>> start

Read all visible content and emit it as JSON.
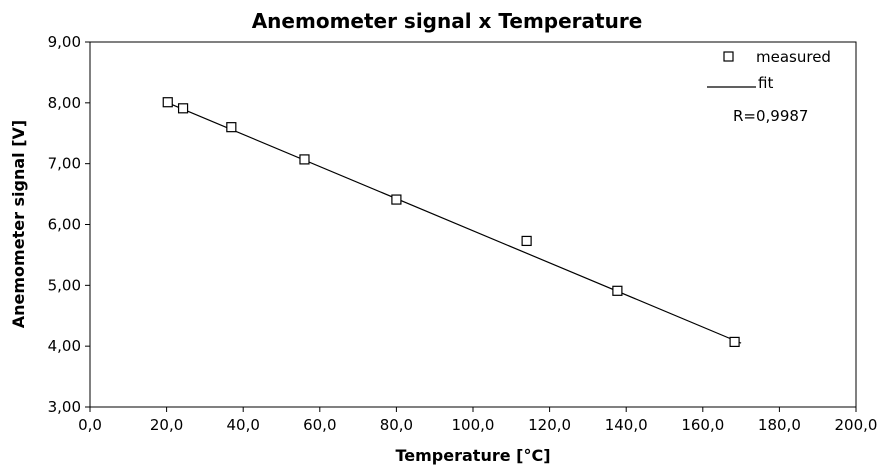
{
  "chart_data": {
    "type": "scatter",
    "title": "Anemometer signal x Temperature",
    "xlabel": "Temperature [°C]",
    "ylabel": "Anemometer signal [V]",
    "xlim": [
      0,
      200
    ],
    "ylim": [
      3,
      9
    ],
    "x_ticks": [
      0,
      20,
      40,
      60,
      80,
      100,
      120,
      140,
      160,
      180,
      200
    ],
    "y_ticks": [
      3,
      4,
      5,
      6,
      7,
      8,
      9
    ],
    "x_tick_labels": [
      "0,0",
      "20,0",
      "40,0",
      "60,0",
      "80,0",
      "100,0",
      "120,0",
      "140,0",
      "160,0",
      "180,0",
      "200,0"
    ],
    "y_tick_labels": [
      "3,00",
      "4,00",
      "5,00",
      "6,00",
      "7,00",
      "8,00",
      "9,00"
    ],
    "grid": false,
    "legend_position": "top-right",
    "series": [
      {
        "name": "measured",
        "marker": "square-open",
        "color": "#000000",
        "points": [
          {
            "x": 20.3,
            "y": 8.01
          },
          {
            "x": 24.3,
            "y": 7.91
          },
          {
            "x": 36.9,
            "y": 7.6
          },
          {
            "x": 56.0,
            "y": 7.07
          },
          {
            "x": 80.0,
            "y": 6.41
          },
          {
            "x": 114.0,
            "y": 5.73
          },
          {
            "x": 137.7,
            "y": 4.91
          },
          {
            "x": 168.3,
            "y": 4.07
          }
        ]
      },
      {
        "name": "fit",
        "style": "line",
        "color": "#000000",
        "points": [
          {
            "x": 20.3,
            "y": 8.0
          },
          {
            "x": 170.0,
            "y": 4.05
          }
        ]
      }
    ],
    "annotations": [
      "R=0,9987"
    ]
  }
}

>> end

Given task
Write out the data precisely as given, excluding the pictures.

Full answer
Read all visible content and emit it as JSON.
{
  "chart_data": {
    "type": "scatter",
    "title": "Anemometer signal x Temperature",
    "xlabel": "Temperature [°C]",
    "ylabel": "Anemometer signal [V]",
    "xlim": [
      0,
      200
    ],
    "ylim": [
      3,
      9
    ],
    "x_ticks": [
      0,
      20,
      40,
      60,
      80,
      100,
      120,
      140,
      160,
      180,
      200
    ],
    "y_ticks": [
      3,
      4,
      5,
      6,
      7,
      8,
      9
    ],
    "x_tick_labels": [
      "0,0",
      "20,0",
      "40,0",
      "60,0",
      "80,0",
      "100,0",
      "120,0",
      "140,0",
      "160,0",
      "180,0",
      "200,0"
    ],
    "y_tick_labels": [
      "3,00",
      "4,00",
      "5,00",
      "6,00",
      "7,00",
      "8,00",
      "9,00"
    ],
    "grid": false,
    "legend_position": "top-right",
    "series": [
      {
        "name": "measured",
        "marker": "square-open",
        "color": "#000000",
        "points": [
          {
            "x": 20.3,
            "y": 8.01
          },
          {
            "x": 24.3,
            "y": 7.91
          },
          {
            "x": 36.9,
            "y": 7.6
          },
          {
            "x": 56.0,
            "y": 7.07
          },
          {
            "x": 80.0,
            "y": 6.41
          },
          {
            "x": 114.0,
            "y": 5.73
          },
          {
            "x": 137.7,
            "y": 4.91
          },
          {
            "x": 168.3,
            "y": 4.07
          }
        ]
      },
      {
        "name": "fit",
        "style": "line",
        "color": "#000000",
        "points": [
          {
            "x": 20.3,
            "y": 8.0
          },
          {
            "x": 170.0,
            "y": 4.05
          }
        ]
      }
    ],
    "annotations": [
      "R=0,9987"
    ]
  }
}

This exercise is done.